◆ **WHAT YOU SHOULD DO**
Your task is to extract every line from the material below exactly.

Records from a collection of figures:
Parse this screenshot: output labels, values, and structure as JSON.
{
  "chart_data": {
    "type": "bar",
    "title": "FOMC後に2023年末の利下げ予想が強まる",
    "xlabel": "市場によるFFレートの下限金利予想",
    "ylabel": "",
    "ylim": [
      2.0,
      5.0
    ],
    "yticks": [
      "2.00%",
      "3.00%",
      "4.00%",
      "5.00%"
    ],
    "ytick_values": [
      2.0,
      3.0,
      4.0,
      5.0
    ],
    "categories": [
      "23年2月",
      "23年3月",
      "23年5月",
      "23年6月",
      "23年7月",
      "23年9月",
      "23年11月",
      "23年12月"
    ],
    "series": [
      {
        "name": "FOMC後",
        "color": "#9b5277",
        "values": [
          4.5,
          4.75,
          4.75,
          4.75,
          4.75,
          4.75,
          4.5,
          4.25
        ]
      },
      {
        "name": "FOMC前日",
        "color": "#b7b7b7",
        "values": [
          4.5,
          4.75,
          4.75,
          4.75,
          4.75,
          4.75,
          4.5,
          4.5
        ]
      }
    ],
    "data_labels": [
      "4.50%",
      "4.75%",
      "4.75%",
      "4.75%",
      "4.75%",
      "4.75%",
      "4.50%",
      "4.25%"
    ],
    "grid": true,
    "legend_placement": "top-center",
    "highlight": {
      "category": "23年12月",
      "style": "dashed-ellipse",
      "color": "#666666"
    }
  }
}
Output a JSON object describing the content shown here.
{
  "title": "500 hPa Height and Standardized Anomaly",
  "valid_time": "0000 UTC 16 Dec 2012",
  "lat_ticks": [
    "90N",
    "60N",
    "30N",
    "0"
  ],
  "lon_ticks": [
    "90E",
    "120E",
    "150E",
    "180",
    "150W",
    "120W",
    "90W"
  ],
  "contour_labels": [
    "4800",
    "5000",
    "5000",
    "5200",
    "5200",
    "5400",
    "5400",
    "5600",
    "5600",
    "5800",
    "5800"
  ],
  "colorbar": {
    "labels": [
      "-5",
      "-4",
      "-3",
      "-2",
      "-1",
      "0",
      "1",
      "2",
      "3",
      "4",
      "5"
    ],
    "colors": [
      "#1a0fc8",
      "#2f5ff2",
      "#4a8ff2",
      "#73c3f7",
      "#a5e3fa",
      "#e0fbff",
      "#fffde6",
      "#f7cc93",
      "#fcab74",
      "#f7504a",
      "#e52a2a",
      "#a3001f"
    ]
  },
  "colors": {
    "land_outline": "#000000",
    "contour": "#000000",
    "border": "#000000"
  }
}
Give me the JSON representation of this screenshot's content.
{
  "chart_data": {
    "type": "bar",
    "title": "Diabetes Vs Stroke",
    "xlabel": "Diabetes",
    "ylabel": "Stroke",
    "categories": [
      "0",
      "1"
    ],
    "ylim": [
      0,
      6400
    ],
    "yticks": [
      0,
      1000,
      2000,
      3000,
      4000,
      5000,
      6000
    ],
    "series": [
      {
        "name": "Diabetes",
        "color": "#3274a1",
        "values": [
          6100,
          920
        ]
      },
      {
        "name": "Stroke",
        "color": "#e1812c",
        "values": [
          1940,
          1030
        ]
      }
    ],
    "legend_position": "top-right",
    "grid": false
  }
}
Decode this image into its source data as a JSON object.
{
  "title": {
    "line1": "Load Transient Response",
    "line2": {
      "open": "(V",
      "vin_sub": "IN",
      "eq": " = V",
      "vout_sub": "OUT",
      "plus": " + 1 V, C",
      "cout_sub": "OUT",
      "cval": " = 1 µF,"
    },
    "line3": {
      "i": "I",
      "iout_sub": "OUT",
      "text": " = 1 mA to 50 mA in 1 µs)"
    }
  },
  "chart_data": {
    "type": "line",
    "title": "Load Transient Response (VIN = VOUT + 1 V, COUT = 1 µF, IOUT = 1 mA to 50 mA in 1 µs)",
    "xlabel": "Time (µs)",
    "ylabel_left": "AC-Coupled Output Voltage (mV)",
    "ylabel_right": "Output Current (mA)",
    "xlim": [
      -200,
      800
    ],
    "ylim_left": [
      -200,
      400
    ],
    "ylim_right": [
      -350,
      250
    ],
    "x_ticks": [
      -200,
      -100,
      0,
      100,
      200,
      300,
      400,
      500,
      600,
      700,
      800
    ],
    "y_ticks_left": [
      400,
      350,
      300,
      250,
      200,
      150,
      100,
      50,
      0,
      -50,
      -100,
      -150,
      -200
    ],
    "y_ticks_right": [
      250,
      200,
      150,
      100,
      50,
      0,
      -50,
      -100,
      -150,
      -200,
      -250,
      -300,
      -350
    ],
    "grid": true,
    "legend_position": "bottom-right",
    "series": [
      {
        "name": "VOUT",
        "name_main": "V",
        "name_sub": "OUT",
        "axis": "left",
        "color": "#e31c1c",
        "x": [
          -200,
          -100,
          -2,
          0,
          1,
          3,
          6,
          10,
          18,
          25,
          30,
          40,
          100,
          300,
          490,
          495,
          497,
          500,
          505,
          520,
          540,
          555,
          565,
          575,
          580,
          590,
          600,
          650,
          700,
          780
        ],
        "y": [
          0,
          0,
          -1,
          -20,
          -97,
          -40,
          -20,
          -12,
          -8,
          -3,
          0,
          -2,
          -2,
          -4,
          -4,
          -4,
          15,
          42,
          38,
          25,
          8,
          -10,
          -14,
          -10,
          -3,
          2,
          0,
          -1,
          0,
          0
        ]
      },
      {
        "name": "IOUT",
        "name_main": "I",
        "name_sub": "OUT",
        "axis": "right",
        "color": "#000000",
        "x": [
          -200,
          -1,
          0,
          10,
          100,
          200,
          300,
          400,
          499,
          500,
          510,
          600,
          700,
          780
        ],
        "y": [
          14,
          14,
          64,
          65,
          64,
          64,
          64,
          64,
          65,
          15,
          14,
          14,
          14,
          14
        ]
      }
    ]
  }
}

◆ **RESULT**
Parse this screenshot: output labels, values, and structure as JSON.
{
  "chart_data": {
    "type": "bar",
    "title": "FOMC後に2023年末の利下げ予想が強まる",
    "xlabel": "市場によるFFレートの下限金利予想",
    "ylabel": "",
    "ylim": [
      2.0,
      5.0
    ],
    "yticks": [
      "2.00%",
      "3.00%",
      "4.00%",
      "5.00%"
    ],
    "ytick_values": [
      2.0,
      3.0,
      4.0,
      5.0
    ],
    "categories": [
      "23年2月",
      "23年3月",
      "23年5月",
      "23年6月",
      "23年7月",
      "23年9月",
      "23年11月",
      "23年12月"
    ],
    "series": [
      {
        "name": "FOMC後",
        "color": "#9b5277",
        "values": [
          4.5,
          4.75,
          4.75,
          4.75,
          4.75,
          4.75,
          4.5,
          4.25
        ]
      },
      {
        "name": "FOMC前日",
        "color": "#b7b7b7",
        "values": [
          4.5,
          4.75,
          4.75,
          4.75,
          4.75,
          4.75,
          4.5,
          4.5
        ]
      }
    ],
    "data_labels": [
      "4.50%",
      "4.75%",
      "4.75%",
      "4.75%",
      "4.75%",
      "4.75%",
      "4.50%",
      "4.25%"
    ],
    "grid": true,
    "legend_placement": "top-center",
    "highlight": {
      "category": "23年12月",
      "style": "dashed-ellipse",
      "color": "#666666"
    }
  }
}
Output a JSON object describing the content shown here.
{
  "title": "500 hPa Height and Standardized Anomaly",
  "valid_time": "0000 UTC 16 Dec 2012",
  "lat_ticks": [
    "90N",
    "60N",
    "30N",
    "0"
  ],
  "lon_ticks": [
    "90E",
    "120E",
    "150E",
    "180",
    "150W",
    "120W",
    "90W"
  ],
  "contour_labels": [
    "4800",
    "5000",
    "5000",
    "5200",
    "5200",
    "5400",
    "5400",
    "5600",
    "5600",
    "5800",
    "5800"
  ],
  "colorbar": {
    "labels": [
      "-5",
      "-4",
      "-3",
      "-2",
      "-1",
      "0",
      "1",
      "2",
      "3",
      "4",
      "5"
    ],
    "colors": [
      "#1a0fc8",
      "#2f5ff2",
      "#4a8ff2",
      "#73c3f7",
      "#a5e3fa",
      "#e0fbff",
      "#fffde6",
      "#f7cc93",
      "#fcab74",
      "#f7504a",
      "#e52a2a",
      "#a3001f"
    ]
  },
  "colors": {
    "land_outline": "#000000",
    "contour": "#000000",
    "border": "#000000"
  }
}
Give me the JSON representation of this screenshot's content.
{
  "chart_data": {
    "type": "bar",
    "title": "Diabetes Vs Stroke",
    "xlabel": "Diabetes",
    "ylabel": "Stroke",
    "categories": [
      "0",
      "1"
    ],
    "ylim": [
      0,
      6400
    ],
    "yticks": [
      0,
      1000,
      2000,
      3000,
      4000,
      5000,
      6000
    ],
    "series": [
      {
        "name": "Diabetes",
        "color": "#3274a1",
        "values": [
          6100,
          920
        ]
      },
      {
        "name": "Stroke",
        "color": "#e1812c",
        "values": [
          1940,
          1030
        ]
      }
    ],
    "legend_position": "top-right",
    "grid": false
  }
}
Decode this image into its source data as a JSON object.
{
  "title": {
    "line1": "Load Transient Response",
    "line2": {
      "open": "(V",
      "vin_sub": "IN",
      "eq": " = V",
      "vout_sub": "OUT",
      "plus": " + 1 V, C",
      "cout_sub": "OUT",
      "cval": " = 1 µF,"
    },
    "line3": {
      "i": "I",
      "iout_sub": "OUT",
      "text": " = 1 mA to 50 mA in 1 µs)"
    }
  },
  "chart_data": {
    "type": "line",
    "title": "Load Transient Response (VIN = VOUT + 1 V, COUT = 1 µF, IOUT = 1 mA to 50 mA in 1 µs)",
    "xlabel": "Time (µs)",
    "ylabel_left": "AC-Coupled Output Voltage (mV)",
    "ylabel_right": "Output Current (mA)",
    "xlim": [
      -200,
      800
    ],
    "ylim_left": [
      -200,
      400
    ],
    "ylim_right": [
      -350,
      250
    ],
    "x_ticks": [
      -200,
      -100,
      0,
      100,
      200,
      300,
      400,
      500,
      600,
      700,
      800
    ],
    "y_ticks_left": [
      400,
      350,
      300,
      250,
      200,
      150,
      100,
      50,
      0,
      -50,
      -100,
      -150,
      -200
    ],
    "y_ticks_right": [
      250,
      200,
      150,
      100,
      50,
      0,
      -50,
      -100,
      -150,
      -200,
      -250,
      -300,
      -350
    ],
    "grid": true,
    "legend_position": "bottom-right",
    "series": [
      {
        "name": "VOUT",
        "name_main": "V",
        "name_sub": "OUT",
        "axis": "left",
        "color": "#e31c1c",
        "x": [
          -200,
          -100,
          -2,
          0,
          1,
          3,
          6,
          10,
          18,
          25,
          30,
          40,
          100,
          300,
          490,
          495,
          497,
          500,
          505,
          520,
          540,
          555,
          565,
          575,
          580,
          590,
          600,
          650,
          700,
          780
        ],
        "y": [
          0,
          0,
          -1,
          -20,
          -97,
          -40,
          -20,
          -12,
          -8,
          -3,
          0,
          -2,
          -2,
          -4,
          -4,
          -4,
          15,
          42,
          38,
          25,
          8,
          -10,
          -14,
          -10,
          -3,
          2,
          0,
          -1,
          0,
          0
        ]
      },
      {
        "name": "IOUT",
        "name_main": "I",
        "name_sub": "OUT",
        "axis": "right",
        "color": "#000000",
        "x": [
          -200,
          -1,
          0,
          10,
          100,
          200,
          300,
          400,
          499,
          500,
          510,
          600,
          700,
          780
        ],
        "y": [
          14,
          14,
          64,
          65,
          64,
          64,
          64,
          64,
          65,
          15,
          14,
          14,
          14,
          14
        ]
      }
    ]
  }
}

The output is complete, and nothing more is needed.